# [EXERCISE OBJECTIVE]
Give back the full material, exactly as it reads.

# [RECORDS]

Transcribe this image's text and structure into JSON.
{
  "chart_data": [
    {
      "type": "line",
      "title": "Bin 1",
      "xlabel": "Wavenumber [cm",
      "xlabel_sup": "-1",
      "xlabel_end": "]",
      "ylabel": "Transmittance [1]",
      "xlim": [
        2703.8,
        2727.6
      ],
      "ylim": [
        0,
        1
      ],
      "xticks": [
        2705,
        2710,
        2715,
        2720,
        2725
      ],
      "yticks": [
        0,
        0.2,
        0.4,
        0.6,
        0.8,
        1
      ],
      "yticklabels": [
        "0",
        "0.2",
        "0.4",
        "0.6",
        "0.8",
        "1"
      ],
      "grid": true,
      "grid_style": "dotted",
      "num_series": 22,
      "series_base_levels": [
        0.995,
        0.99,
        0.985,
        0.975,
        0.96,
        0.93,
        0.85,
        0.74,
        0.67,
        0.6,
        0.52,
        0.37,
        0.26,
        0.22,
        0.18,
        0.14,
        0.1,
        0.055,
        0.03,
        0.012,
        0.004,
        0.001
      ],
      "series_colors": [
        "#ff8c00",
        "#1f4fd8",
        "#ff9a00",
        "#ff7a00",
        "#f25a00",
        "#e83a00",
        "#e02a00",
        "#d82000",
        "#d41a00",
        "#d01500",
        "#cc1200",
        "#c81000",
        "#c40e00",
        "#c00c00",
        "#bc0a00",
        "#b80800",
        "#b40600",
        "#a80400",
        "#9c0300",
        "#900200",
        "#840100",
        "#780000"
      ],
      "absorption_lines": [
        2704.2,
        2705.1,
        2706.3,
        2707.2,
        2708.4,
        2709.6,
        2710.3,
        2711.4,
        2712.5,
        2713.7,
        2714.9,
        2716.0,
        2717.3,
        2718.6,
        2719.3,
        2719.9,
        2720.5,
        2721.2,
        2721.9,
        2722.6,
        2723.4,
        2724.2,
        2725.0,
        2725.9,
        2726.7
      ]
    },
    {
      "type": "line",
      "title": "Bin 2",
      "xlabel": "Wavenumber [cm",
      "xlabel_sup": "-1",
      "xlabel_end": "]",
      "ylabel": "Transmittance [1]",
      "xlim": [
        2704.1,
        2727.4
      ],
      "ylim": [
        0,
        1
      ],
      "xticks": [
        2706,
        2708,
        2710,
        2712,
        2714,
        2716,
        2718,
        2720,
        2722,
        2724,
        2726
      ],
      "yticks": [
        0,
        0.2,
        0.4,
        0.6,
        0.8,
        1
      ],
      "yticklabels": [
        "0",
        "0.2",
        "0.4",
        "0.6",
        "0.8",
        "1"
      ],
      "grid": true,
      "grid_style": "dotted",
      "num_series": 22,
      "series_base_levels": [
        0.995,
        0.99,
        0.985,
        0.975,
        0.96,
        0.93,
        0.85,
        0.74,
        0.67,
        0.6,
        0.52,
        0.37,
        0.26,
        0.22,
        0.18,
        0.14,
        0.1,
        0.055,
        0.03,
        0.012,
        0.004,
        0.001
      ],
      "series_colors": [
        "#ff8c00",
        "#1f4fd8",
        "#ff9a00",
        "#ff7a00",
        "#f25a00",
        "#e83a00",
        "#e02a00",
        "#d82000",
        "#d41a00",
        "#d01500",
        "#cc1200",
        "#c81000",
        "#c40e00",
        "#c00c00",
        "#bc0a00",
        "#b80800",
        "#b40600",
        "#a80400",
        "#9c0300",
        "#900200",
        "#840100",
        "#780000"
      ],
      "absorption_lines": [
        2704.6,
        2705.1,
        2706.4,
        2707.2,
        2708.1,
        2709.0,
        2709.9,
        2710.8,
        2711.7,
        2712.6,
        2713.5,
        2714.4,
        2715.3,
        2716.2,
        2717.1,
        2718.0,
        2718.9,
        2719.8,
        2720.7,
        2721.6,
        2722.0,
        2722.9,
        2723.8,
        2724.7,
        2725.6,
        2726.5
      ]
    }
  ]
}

# [SOLVED PROBLEM]
Transcribe this image's text and structure into JSON.
{
  "chart_data": [
    {
      "type": "line",
      "title": "Bin 1",
      "xlabel": "Wavenumber [cm",
      "xlabel_sup": "-1",
      "xlabel_end": "]",
      "ylabel": "Transmittance [1]",
      "xlim": [
        2703.8,
        2727.6
      ],
      "ylim": [
        0,
        1
      ],
      "xticks": [
        2705,
        2710,
        2715,
        2720,
        2725
      ],
      "yticks": [
        0,
        0.2,
        0.4,
        0.6,
        0.8,
        1
      ],
      "yticklabels": [
        "0",
        "0.2",
        "0.4",
        "0.6",
        "0.8",
        "1"
      ],
      "grid": true,
      "grid_style": "dotted",
      "num_series": 22,
      "series_base_levels": [
        0.995,
        0.99,
        0.985,
        0.975,
        0.96,
        0.93,
        0.85,
        0.74,
        0.67,
        0.6,
        0.52,
        0.37,
        0.26,
        0.22,
        0.18,
        0.14,
        0.1,
        0.055,
        0.03,
        0.012,
        0.004,
        0.001
      ],
      "series_colors": [
        "#ff8c00",
        "#1f4fd8",
        "#ff9a00",
        "#ff7a00",
        "#f25a00",
        "#e83a00",
        "#e02a00",
        "#d82000",
        "#d41a00",
        "#d01500",
        "#cc1200",
        "#c81000",
        "#c40e00",
        "#c00c00",
        "#bc0a00",
        "#b80800",
        "#b40600",
        "#a80400",
        "#9c0300",
        "#900200",
        "#840100",
        "#780000"
      ],
      "absorption_lines": [
        2704.2,
        2705.1,
        2706.3,
        2707.2,
        2708.4,
        2709.6,
        2710.3,
        2711.4,
        2712.5,
        2713.7,
        2714.9,
        2716.0,
        2717.3,
        2718.6,
        2719.3,
        2719.9,
        2720.5,
        2721.2,
        2721.9,
        2722.6,
        2723.4,
        2724.2,
        2725.0,
        2725.9,
        2726.7
      ]
    },
    {
      "type": "line",
      "title": "Bin 2",
      "xlabel": "Wavenumber [cm",
      "xlabel_sup": "-1",
      "xlabel_end": "]",
      "ylabel": "Transmittance [1]",
      "xlim": [
        2704.1,
        2727.4
      ],
      "ylim": [
        0,
        1
      ],
      "xticks": [
        2706,
        2708,
        2710,
        2712,
        2714,
        2716,
        2718,
        2720,
        2722,
        2724,
        2726
      ],
      "yticks": [
        0,
        0.2,
        0.4,
        0.6,
        0.8,
        1
      ],
      "yticklabels": [
        "0",
        "0.2",
        "0.4",
        "0.6",
        "0.8",
        "1"
      ],
      "grid": true,
      "grid_style": "dotted",
      "num_series": 22,
      "series_base_levels": [
        0.995,
        0.99,
        0.985,
        0.975,
        0.96,
        0.93,
        0.85,
        0.74,
        0.67,
        0.6,
        0.52,
        0.37,
        0.26,
        0.22,
        0.18,
        0.14,
        0.1,
        0.055,
        0.03,
        0.012,
        0.004,
        0.001
      ],
      "series_colors": [
        "#ff8c00",
        "#1f4fd8",
        "#ff9a00",
        "#ff7a00",
        "#f25a00",
        "#e83a00",
        "#e02a00",
        "#d82000",
        "#d41a00",
        "#d01500",
        "#cc1200",
        "#c81000",
        "#c40e00",
        "#c00c00",
        "#bc0a00",
        "#b80800",
        "#b40600",
        "#a80400",
        "#9c0300",
        "#900200",
        "#840100",
        "#780000"
      ],
      "absorption_lines": [
        2704.6,
        2705.1,
        2706.4,
        2707.2,
        2708.1,
        2709.0,
        2709.9,
        2710.8,
        2711.7,
        2712.6,
        2713.5,
        2714.4,
        2715.3,
        2716.2,
        2717.1,
        2718.0,
        2718.9,
        2719.8,
        2720.7,
        2721.6,
        2722.0,
        2722.9,
        2723.8,
        2724.7,
        2725.6,
        2726.5
      ]
    }
  ]
}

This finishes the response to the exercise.